Transcribe the material below exactly as it appears.

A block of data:
=====

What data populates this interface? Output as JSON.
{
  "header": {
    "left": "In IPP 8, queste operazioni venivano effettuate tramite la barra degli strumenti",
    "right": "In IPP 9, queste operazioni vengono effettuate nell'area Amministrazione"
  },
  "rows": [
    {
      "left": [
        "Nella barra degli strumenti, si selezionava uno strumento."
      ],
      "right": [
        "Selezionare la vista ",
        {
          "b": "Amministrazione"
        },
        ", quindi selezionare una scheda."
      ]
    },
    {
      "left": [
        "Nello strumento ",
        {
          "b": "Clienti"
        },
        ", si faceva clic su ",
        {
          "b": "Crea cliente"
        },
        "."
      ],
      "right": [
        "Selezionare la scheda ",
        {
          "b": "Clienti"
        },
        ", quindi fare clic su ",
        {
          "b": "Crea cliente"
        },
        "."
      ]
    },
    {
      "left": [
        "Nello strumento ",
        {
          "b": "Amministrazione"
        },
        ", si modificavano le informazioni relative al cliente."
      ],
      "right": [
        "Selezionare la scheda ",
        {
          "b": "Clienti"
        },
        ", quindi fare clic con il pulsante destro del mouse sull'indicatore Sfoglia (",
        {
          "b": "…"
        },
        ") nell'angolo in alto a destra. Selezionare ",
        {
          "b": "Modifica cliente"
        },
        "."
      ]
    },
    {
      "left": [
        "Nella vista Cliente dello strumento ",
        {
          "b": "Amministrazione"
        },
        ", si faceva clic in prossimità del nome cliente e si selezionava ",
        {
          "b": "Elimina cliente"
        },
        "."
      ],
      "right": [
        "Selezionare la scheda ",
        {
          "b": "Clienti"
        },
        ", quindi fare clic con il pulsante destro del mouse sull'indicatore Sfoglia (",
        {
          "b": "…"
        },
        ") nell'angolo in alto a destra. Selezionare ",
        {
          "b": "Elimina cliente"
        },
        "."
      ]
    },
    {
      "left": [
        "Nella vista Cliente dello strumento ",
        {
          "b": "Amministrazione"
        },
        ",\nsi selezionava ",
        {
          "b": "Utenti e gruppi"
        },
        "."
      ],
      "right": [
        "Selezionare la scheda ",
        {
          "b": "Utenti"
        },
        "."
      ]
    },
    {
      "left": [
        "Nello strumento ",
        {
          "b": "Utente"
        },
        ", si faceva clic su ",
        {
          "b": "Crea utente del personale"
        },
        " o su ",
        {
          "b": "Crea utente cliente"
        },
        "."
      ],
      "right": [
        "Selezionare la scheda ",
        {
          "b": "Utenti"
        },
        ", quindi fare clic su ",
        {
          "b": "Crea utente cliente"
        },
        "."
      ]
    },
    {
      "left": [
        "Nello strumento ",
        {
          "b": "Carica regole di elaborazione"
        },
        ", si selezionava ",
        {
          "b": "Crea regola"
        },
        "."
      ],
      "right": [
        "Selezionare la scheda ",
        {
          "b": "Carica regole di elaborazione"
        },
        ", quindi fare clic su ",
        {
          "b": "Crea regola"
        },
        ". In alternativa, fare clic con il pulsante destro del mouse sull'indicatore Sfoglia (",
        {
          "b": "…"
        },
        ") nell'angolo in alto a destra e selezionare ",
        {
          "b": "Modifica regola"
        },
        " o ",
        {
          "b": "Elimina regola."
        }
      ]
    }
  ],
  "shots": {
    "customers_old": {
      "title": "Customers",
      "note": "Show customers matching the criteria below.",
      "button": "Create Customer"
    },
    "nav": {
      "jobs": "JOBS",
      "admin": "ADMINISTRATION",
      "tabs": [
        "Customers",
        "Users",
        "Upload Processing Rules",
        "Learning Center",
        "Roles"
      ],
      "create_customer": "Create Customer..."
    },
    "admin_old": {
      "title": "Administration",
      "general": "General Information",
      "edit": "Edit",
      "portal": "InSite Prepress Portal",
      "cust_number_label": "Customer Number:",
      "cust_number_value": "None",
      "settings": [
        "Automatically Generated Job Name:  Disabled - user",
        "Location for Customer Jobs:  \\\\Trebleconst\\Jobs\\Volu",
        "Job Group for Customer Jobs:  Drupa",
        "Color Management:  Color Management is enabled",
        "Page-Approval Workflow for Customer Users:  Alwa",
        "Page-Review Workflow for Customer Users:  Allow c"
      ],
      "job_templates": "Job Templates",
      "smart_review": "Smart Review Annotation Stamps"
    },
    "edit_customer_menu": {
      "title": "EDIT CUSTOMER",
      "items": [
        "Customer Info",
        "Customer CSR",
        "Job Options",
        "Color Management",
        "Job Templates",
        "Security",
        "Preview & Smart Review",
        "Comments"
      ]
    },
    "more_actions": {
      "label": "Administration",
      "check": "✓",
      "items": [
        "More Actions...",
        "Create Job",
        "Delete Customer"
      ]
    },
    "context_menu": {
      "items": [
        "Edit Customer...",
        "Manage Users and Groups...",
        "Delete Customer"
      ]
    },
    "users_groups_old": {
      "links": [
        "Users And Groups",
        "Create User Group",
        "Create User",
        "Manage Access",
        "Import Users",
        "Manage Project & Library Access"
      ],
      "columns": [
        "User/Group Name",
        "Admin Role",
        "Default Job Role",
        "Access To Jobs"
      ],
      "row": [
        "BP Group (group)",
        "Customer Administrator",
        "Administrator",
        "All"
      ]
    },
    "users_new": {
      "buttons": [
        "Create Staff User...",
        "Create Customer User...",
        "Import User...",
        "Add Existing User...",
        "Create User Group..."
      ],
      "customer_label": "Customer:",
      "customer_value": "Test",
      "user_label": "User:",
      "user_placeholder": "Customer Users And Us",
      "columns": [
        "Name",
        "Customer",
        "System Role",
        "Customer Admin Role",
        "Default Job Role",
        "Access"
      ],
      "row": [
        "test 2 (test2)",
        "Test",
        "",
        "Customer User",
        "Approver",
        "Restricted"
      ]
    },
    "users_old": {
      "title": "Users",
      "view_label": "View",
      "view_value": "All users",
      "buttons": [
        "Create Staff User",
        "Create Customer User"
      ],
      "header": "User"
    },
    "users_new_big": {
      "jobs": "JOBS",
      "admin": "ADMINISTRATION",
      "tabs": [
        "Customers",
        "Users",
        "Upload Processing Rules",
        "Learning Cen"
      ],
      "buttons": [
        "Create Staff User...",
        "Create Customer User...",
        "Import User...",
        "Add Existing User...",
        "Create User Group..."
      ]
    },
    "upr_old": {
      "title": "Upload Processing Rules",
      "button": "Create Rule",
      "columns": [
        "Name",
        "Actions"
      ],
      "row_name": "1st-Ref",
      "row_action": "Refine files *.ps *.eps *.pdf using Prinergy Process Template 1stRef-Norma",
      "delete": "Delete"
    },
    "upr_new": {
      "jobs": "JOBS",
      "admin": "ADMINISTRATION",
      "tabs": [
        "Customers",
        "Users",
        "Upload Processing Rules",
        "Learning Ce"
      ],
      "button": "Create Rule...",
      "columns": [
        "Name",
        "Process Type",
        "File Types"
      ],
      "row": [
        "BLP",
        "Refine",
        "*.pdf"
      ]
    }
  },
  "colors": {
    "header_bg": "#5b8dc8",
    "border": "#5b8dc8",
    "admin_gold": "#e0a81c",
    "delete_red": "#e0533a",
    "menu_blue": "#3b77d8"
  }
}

=====

__TASK RESULT__.
What data populates this interface? Output as JSON.
{
  "header": {
    "left": "In IPP 8, queste operazioni venivano effettuate tramite la barra degli strumenti",
    "right": "In IPP 9, queste operazioni vengono effettuate nell'area Amministrazione"
  },
  "rows": [
    {
      "left": [
        "Nella barra degli strumenti, si selezionava uno strumento."
      ],
      "right": [
        "Selezionare la vista ",
        {
          "b": "Amministrazione"
        },
        ", quindi selezionare una scheda."
      ]
    },
    {
      "left": [
        "Nello strumento ",
        {
          "b": "Clienti"
        },
        ", si faceva clic su ",
        {
          "b": "Crea cliente"
        },
        "."
      ],
      "right": [
        "Selezionare la scheda ",
        {
          "b": "Clienti"
        },
        ", quindi fare clic su ",
        {
          "b": "Crea cliente"
        },
        "."
      ]
    },
    {
      "left": [
        "Nello strumento ",
        {
          "b": "Amministrazione"
        },
        ", si modificavano le informazioni relative al cliente."
      ],
      "right": [
        "Selezionare la scheda ",
        {
          "b": "Clienti"
        },
        ", quindi fare clic con il pulsante destro del mouse sull'indicatore Sfoglia (",
        {
          "b": "…"
        },
        ") nell'angolo in alto a destra. Selezionare ",
        {
          "b": "Modifica cliente"
        },
        "."
      ]
    },
    {
      "left": [
        "Nella vista Cliente dello strumento ",
        {
          "b": "Amministrazione"
        },
        ", si faceva clic in prossimità del nome cliente e si selezionava ",
        {
          "b": "Elimina cliente"
        },
        "."
      ],
      "right": [
        "Selezionare la scheda ",
        {
          "b": "Clienti"
        },
        ", quindi fare clic con il pulsante destro del mouse sull'indicatore Sfoglia (",
        {
          "b": "…"
        },
        ") nell'angolo in alto a destra. Selezionare ",
        {
          "b": "Elimina cliente"
        },
        "."
      ]
    },
    {
      "left": [
        "Nella vista Cliente dello strumento ",
        {
          "b": "Amministrazione"
        },
        ",\nsi selezionava ",
        {
          "b": "Utenti e gruppi"
        },
        "."
      ],
      "right": [
        "Selezionare la scheda ",
        {
          "b": "Utenti"
        },
        "."
      ]
    },
    {
      "left": [
        "Nello strumento ",
        {
          "b": "Utente"
        },
        ", si faceva clic su ",
        {
          "b": "Crea utente del personale"
        },
        " o su ",
        {
          "b": "Crea utente cliente"
        },
        "."
      ],
      "right": [
        "Selezionare la scheda ",
        {
          "b": "Utenti"
        },
        ", quindi fare clic su ",
        {
          "b": "Crea utente cliente"
        },
        "."
      ]
    },
    {
      "left": [
        "Nello strumento ",
        {
          "b": "Carica regole di elaborazione"
        },
        ", si selezionava ",
        {
          "b": "Crea regola"
        },
        "."
      ],
      "right": [
        "Selezionare la scheda ",
        {
          "b": "Carica regole di elaborazione"
        },
        ", quindi fare clic su ",
        {
          "b": "Crea regola"
        },
        ". In alternativa, fare clic con il pulsante destro del mouse sull'indicatore Sfoglia (",
        {
          "b": "…"
        },
        ") nell'angolo in alto a destra e selezionare ",
        {
          "b": "Modifica regola"
        },
        " o ",
        {
          "b": "Elimina regola."
        }
      ]
    }
  ],
  "shots": {
    "customers_old": {
      "title": "Customers",
      "note": "Show customers matching the criteria below.",
      "button": "Create Customer"
    },
    "nav": {
      "jobs": "JOBS",
      "admin": "ADMINISTRATION",
      "tabs": [
        "Customers",
        "Users",
        "Upload Processing Rules",
        "Learning Center",
        "Roles"
      ],
      "create_customer": "Create Customer..."
    },
    "admin_old": {
      "title": "Administration",
      "general": "General Information",
      "edit": "Edit",
      "portal": "InSite Prepress Portal",
      "cust_number_label": "Customer Number:",
      "cust_number_value": "None",
      "settings": [
        "Automatically Generated Job Name:  Disabled - user",
        "Location for Customer Jobs:  \\\\Trebleconst\\Jobs\\Volu",
        "Job Group for Customer Jobs:  Drupa",
        "Color Management:  Color Management is enabled",
        "Page-Approval Workflow for Customer Users:  Alwa",
        "Page-Review Workflow for Customer Users:  Allow c"
      ],
      "job_templates": "Job Templates",
      "smart_review": "Smart Review Annotation Stamps"
    },
    "edit_customer_menu": {
      "title": "EDIT CUSTOMER",
      "items": [
        "Customer Info",
        "Customer CSR",
        "Job Options",
        "Color Management",
        "Job Templates",
        "Security",
        "Preview & Smart Review",
        "Comments"
      ]
    },
    "more_actions": {
      "label": "Administration",
      "check": "✓",
      "items": [
        "More Actions...",
        "Create Job",
        "Delete Customer"
      ]
    },
    "context_menu": {
      "items": [
        "Edit Customer...",
        "Manage Users and Groups...",
        "Delete Customer"
      ]
    },
    "users_groups_old": {
      "links": [
        "Users And Groups",
        "Create User Group",
        "Create User",
        "Manage Access",
        "Import Users",
        "Manage Project & Library Access"
      ],
      "columns": [
        "User/Group Name",
        "Admin Role",
        "Default Job Role",
        "Access To Jobs"
      ],
      "row": [
        "BP Group (group)",
        "Customer Administrator",
        "Administrator",
        "All"
      ]
    },
    "users_new": {
      "buttons": [
        "Create Staff User...",
        "Create Customer User...",
        "Import User...",
        "Add Existing User...",
        "Create User Group..."
      ],
      "customer_label": "Customer:",
      "customer_value": "Test",
      "user_label": "User:",
      "user_placeholder": "Customer Users And Us",
      "columns": [
        "Name",
        "Customer",
        "System Role",
        "Customer Admin Role",
        "Default Job Role",
        "Access"
      ],
      "row": [
        "test 2 (test2)",
        "Test",
        "",
        "Customer User",
        "Approver",
        "Restricted"
      ]
    },
    "users_old": {
      "title": "Users",
      "view_label": "View",
      "view_value": "All users",
      "buttons": [
        "Create Staff User",
        "Create Customer User"
      ],
      "header": "User"
    },
    "users_new_big": {
      "jobs": "JOBS",
      "admin": "ADMINISTRATION",
      "tabs": [
        "Customers",
        "Users",
        "Upload Processing Rules",
        "Learning Cen"
      ],
      "buttons": [
        "Create Staff User...",
        "Create Customer User...",
        "Import User...",
        "Add Existing User...",
        "Create User Group..."
      ]
    },
    "upr_old": {
      "title": "Upload Processing Rules",
      "button": "Create Rule",
      "columns": [
        "Name",
        "Actions"
      ],
      "row_name": "1st-Ref",
      "row_action": "Refine files *.ps *.eps *.pdf using Prinergy Process Template 1stRef-Norma",
      "delete": "Delete"
    },
    "upr_new": {
      "jobs": "JOBS",
      "admin": "ADMINISTRATION",
      "tabs": [
        "Customers",
        "Users",
        "Upload Processing Rules",
        "Learning Ce"
      ],
      "button": "Create Rule...",
      "columns": [
        "Name",
        "Process Type",
        "File Types"
      ],
      "row": [
        "BLP",
        "Refine",
        "*.pdf"
      ]
    }
  },
  "colors": {
    "header_bg": "#5b8dc8",
    "border": "#5b8dc8",
    "admin_gold": "#e0a81c",
    "delete_red": "#e0533a",
    "menu_blue": "#3b77d8"
  }
}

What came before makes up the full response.